++++ Provided material
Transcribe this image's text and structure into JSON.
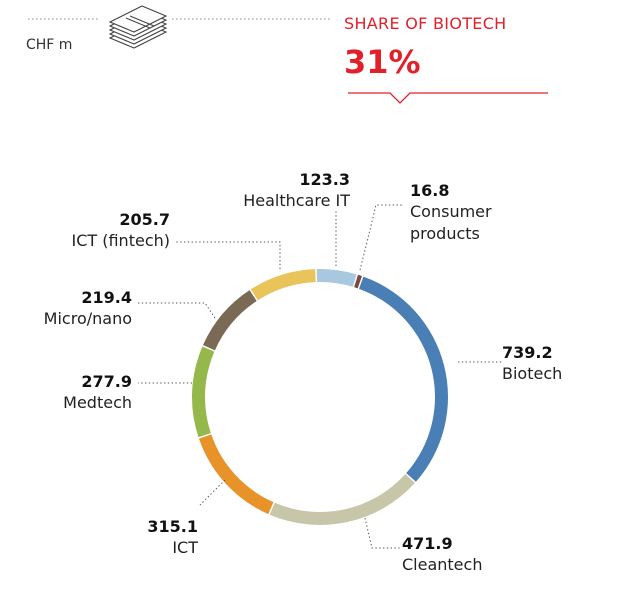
{
  "header": {
    "unit_label": "CHF m",
    "money_icon": "banknote-stack-icon",
    "share_heading": "SHARE OF BIOTECH",
    "share_value": "31%"
  },
  "colors": {
    "accent": "#e2202a"
  },
  "chart_data": {
    "type": "pie",
    "style": "donut",
    "unit": "CHF m",
    "title": "",
    "slices": [
      {
        "label": "Biotech",
        "value": 739.2,
        "value_text": "739.2",
        "color": "#4a7fb5"
      },
      {
        "label": "Cleantech",
        "value": 471.9,
        "value_text": "471.9",
        "color": "#c8c6a8"
      },
      {
        "label": "ICT",
        "value": 315.1,
        "value_text": "315.1",
        "color": "#e8922a"
      },
      {
        "label": "Medtech",
        "value": 277.9,
        "value_text": "277.9",
        "color": "#94b84a"
      },
      {
        "label": "Micro/nano",
        "value": 219.4,
        "value_text": "219.4",
        "color": "#7a6a55"
      },
      {
        "label": "ICT (fintech)",
        "value": 205.7,
        "value_text": "205.7",
        "color": "#e8c45a"
      },
      {
        "label": "Healthcare IT",
        "value": 123.3,
        "value_text": "123.3",
        "color": "#a8c8e0"
      },
      {
        "label": "Consumer products",
        "label_lines": [
          "Consumer",
          "products"
        ],
        "value": 16.8,
        "value_text": "16.8",
        "color": "#7a4a3a"
      }
    ]
  }
}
++++++++
- What to produce: Write the listing above out again exactly, dropping each image.

- Task solution:
Transcribe this image's text and structure into JSON.
{
  "header": {
    "unit_label": "CHF m",
    "money_icon": "banknote-stack-icon",
    "share_heading": "SHARE OF BIOTECH",
    "share_value": "31%"
  },
  "colors": {
    "accent": "#e2202a"
  },
  "chart_data": {
    "type": "pie",
    "style": "donut",
    "unit": "CHF m",
    "title": "",
    "slices": [
      {
        "label": "Biotech",
        "value": 739.2,
        "value_text": "739.2",
        "color": "#4a7fb5"
      },
      {
        "label": "Cleantech",
        "value": 471.9,
        "value_text": "471.9",
        "color": "#c8c6a8"
      },
      {
        "label": "ICT",
        "value": 315.1,
        "value_text": "315.1",
        "color": "#e8922a"
      },
      {
        "label": "Medtech",
        "value": 277.9,
        "value_text": "277.9",
        "color": "#94b84a"
      },
      {
        "label": "Micro/nano",
        "value": 219.4,
        "value_text": "219.4",
        "color": "#7a6a55"
      },
      {
        "label": "ICT (fintech)",
        "value": 205.7,
        "value_text": "205.7",
        "color": "#e8c45a"
      },
      {
        "label": "Healthcare IT",
        "value": 123.3,
        "value_text": "123.3",
        "color": "#a8c8e0"
      },
      {
        "label": "Consumer products",
        "label_lines": [
          "Consumer",
          "products"
        ],
        "value": 16.8,
        "value_text": "16.8",
        "color": "#7a4a3a"
      }
    ]
  }
}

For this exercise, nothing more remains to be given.